_Prompt A_
According to the passage on iLQR design, what does iLQR deal with instead of the entire state space?
_Prompt B_
Repeat the part of the passage on iLQR design between "The main difference" and "of the system.", inclusive.
----- Given text
Iterative Linear Quadratic Regulator Design for Nonlinear Quadrotor System

The main difference between iLQR and IQR can be thought of in this way: LQR deals with optimal control which is to provide an optimal solution over the entire state space that being said, when a goal is specified, you can start from anywhere to reach the target in an optimal way defined by the cost function you desired. The optimality in a sense is that if you take any other path more costs would be incurred. On the other hand, iLQR deals with trajectory optimization, which can be viewed as a variant of optimal control in a sense that we don’t deal with the entire state space but the time horizon instead. In this case, we are given both the starting point and end point, and the goal is to design a path or trajectory to minimize the cost function we design while respecting the dynamics of the system.
----------
----- Material supplied
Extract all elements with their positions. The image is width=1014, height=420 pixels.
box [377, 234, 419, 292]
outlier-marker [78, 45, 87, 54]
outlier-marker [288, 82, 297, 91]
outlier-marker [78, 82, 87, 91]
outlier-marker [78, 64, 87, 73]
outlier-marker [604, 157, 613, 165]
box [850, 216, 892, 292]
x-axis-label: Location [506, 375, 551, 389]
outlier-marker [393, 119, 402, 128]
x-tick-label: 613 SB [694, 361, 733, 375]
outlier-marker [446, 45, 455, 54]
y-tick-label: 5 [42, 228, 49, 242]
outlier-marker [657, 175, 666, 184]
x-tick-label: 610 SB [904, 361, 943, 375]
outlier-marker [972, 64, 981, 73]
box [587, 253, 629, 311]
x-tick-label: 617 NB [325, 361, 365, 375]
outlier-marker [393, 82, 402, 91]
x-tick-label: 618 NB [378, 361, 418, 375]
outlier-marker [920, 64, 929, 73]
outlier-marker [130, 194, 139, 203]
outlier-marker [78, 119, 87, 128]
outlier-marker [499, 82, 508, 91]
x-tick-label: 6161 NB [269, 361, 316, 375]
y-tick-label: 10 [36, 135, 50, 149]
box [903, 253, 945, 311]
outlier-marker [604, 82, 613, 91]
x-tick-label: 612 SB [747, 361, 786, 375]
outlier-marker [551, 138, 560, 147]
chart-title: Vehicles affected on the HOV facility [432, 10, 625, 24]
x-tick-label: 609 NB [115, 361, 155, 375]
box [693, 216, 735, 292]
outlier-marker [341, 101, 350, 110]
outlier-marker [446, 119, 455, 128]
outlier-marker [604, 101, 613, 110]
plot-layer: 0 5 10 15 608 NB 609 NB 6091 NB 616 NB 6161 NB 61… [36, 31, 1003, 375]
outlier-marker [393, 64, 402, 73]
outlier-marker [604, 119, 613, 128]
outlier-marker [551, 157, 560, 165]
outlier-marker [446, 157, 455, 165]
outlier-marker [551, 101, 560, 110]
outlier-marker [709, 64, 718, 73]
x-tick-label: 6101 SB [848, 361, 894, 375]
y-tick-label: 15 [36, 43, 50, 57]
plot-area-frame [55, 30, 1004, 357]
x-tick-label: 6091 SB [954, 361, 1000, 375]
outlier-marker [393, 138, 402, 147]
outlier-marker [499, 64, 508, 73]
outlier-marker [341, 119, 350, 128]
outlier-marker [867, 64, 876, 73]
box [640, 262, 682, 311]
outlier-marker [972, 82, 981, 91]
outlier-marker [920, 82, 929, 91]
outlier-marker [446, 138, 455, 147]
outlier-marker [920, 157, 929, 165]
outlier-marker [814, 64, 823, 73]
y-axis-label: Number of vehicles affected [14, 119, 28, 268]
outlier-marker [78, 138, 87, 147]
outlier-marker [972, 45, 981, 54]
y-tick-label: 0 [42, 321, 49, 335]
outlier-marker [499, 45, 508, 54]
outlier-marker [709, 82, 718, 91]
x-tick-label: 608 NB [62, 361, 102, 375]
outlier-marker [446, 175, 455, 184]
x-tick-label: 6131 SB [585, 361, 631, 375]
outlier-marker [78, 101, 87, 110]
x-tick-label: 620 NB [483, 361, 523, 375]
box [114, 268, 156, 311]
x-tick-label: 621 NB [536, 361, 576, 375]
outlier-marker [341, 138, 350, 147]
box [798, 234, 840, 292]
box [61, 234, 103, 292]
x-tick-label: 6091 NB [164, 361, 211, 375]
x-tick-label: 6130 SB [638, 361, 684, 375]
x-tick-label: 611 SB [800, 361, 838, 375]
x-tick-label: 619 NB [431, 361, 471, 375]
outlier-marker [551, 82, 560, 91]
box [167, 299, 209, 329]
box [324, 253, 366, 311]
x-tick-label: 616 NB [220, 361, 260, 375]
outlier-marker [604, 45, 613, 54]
----------
_Correct result A_
The time horizon.

_Correct result B_
The main difference between iLQR and IQR can be thought of in this way: LQR deals with optimal control which is to provide an optimal solution over the entire state space that being said, when a goal is specified, you can start from anywhere to reach the target in an optimal way defined by the cost function you desired. The optimality in a sense is that if you take any other path more costs would be incurred. On the other hand, iLQR deals with trajectory optimization, which can be viewed as a variant of optimal control in a sense that we don’t deal with the entire state space but the time horizon instead. In this case, we are given both the starting point and end point, and the goal is to design a path or trajectory to minimize the cost function we design while respecting the dynamics of the system.